What is required - Count the lines below that contain the word "frac", and give only that number.
──────────
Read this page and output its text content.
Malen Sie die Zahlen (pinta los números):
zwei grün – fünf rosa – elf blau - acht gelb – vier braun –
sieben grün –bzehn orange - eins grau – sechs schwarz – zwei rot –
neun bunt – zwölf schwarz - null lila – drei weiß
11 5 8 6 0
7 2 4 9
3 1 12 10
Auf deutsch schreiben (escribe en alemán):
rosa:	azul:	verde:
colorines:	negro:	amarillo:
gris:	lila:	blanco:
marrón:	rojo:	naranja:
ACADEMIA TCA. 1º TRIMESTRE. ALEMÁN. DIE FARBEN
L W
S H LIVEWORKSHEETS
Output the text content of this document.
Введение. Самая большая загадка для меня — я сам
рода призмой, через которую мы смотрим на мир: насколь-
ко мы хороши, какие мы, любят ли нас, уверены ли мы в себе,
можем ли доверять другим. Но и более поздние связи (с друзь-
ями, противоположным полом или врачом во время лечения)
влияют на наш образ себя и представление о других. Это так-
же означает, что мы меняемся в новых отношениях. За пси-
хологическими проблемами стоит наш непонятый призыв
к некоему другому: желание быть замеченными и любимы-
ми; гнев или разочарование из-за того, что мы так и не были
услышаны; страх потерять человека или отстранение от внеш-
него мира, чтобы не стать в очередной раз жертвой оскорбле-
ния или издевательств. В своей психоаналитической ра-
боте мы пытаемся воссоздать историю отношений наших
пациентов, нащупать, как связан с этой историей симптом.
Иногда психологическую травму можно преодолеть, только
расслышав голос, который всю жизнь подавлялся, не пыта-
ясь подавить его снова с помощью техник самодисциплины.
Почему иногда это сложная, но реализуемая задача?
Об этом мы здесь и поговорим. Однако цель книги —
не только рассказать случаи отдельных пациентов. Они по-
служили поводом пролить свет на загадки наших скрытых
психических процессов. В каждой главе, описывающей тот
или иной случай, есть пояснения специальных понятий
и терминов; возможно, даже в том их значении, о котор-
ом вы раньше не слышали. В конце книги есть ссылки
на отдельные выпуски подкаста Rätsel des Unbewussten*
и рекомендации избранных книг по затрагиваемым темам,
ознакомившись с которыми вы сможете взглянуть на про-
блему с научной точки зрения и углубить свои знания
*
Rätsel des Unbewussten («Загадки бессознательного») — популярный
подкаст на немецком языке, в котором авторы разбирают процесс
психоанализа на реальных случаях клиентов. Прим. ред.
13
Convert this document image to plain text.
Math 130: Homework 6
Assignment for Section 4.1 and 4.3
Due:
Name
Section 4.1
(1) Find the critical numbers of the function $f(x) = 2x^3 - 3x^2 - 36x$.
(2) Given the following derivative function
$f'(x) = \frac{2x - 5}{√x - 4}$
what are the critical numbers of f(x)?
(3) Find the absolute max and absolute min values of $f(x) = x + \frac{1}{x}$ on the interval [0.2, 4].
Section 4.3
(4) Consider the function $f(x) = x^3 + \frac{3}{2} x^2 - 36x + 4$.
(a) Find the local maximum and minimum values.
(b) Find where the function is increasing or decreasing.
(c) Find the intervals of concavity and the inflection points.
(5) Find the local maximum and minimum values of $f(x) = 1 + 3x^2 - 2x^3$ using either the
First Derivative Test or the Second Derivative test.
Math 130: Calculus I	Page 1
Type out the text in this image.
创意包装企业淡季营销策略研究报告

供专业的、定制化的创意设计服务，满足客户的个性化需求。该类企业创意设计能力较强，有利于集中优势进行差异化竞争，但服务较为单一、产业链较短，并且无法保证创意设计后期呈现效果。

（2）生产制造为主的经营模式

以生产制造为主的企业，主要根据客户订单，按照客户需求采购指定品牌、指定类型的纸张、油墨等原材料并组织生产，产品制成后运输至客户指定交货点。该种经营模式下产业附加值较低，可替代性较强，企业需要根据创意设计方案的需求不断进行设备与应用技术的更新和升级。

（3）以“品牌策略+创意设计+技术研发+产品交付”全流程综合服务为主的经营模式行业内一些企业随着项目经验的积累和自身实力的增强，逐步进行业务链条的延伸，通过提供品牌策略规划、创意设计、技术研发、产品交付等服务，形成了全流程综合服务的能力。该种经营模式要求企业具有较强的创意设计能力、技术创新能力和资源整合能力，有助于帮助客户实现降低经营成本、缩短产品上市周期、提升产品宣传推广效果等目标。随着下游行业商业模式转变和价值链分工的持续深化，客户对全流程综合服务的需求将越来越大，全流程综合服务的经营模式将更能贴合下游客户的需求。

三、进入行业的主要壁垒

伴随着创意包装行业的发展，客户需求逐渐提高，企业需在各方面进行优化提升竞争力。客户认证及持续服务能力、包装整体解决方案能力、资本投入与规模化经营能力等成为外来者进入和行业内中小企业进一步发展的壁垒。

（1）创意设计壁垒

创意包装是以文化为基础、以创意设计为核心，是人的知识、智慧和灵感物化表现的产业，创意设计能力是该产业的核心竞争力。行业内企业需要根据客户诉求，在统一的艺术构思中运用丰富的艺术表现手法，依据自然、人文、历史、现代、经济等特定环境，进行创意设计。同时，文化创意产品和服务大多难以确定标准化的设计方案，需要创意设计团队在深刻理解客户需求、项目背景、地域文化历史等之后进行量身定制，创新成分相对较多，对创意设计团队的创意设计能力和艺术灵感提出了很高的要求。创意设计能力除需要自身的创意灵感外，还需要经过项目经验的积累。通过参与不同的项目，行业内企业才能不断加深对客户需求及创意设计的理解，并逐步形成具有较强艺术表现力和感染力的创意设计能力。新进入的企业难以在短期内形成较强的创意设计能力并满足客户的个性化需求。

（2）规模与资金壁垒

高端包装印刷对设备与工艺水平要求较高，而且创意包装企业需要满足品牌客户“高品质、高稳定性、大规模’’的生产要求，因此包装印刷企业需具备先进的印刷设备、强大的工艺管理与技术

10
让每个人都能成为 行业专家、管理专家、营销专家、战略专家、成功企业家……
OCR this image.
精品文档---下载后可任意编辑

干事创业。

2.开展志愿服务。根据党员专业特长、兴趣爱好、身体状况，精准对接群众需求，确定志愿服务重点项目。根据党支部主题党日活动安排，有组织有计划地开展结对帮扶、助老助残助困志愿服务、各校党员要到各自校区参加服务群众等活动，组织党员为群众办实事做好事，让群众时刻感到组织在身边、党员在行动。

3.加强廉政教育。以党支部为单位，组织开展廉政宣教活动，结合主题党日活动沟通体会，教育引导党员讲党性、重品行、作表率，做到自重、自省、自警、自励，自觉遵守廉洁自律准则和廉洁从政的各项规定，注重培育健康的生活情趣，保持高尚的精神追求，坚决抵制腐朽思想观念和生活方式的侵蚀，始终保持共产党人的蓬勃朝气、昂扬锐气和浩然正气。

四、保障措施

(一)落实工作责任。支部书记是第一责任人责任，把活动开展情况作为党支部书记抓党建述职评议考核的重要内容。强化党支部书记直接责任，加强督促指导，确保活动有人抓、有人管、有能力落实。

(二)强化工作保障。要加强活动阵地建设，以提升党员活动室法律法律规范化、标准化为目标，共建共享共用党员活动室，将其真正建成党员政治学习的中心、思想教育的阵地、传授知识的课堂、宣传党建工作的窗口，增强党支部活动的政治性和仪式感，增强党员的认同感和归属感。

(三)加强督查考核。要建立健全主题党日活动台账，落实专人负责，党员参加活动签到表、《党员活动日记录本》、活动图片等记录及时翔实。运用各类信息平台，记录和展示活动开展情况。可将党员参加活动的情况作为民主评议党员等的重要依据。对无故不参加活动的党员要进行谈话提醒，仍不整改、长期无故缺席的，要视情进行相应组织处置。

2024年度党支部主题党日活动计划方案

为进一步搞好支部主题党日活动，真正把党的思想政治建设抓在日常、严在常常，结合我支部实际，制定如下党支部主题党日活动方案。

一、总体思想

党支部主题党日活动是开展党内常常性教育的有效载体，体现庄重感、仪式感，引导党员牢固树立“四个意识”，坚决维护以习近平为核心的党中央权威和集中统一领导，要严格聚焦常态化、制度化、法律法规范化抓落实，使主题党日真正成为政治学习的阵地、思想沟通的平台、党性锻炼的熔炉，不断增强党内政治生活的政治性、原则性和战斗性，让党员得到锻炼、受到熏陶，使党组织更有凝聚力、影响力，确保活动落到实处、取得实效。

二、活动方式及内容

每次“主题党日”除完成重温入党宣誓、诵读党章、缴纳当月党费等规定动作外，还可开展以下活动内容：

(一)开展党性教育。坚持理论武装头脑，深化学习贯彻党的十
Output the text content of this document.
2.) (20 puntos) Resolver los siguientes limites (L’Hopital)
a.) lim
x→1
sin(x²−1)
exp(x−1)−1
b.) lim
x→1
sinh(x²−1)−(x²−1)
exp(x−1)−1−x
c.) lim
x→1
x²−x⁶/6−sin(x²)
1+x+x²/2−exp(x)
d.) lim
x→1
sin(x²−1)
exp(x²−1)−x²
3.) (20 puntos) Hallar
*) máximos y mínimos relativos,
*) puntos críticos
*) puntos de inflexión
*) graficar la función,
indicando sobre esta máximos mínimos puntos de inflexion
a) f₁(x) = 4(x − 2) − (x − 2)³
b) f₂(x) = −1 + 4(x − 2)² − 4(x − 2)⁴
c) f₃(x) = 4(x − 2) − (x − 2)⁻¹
──────────
Answer for the task - 3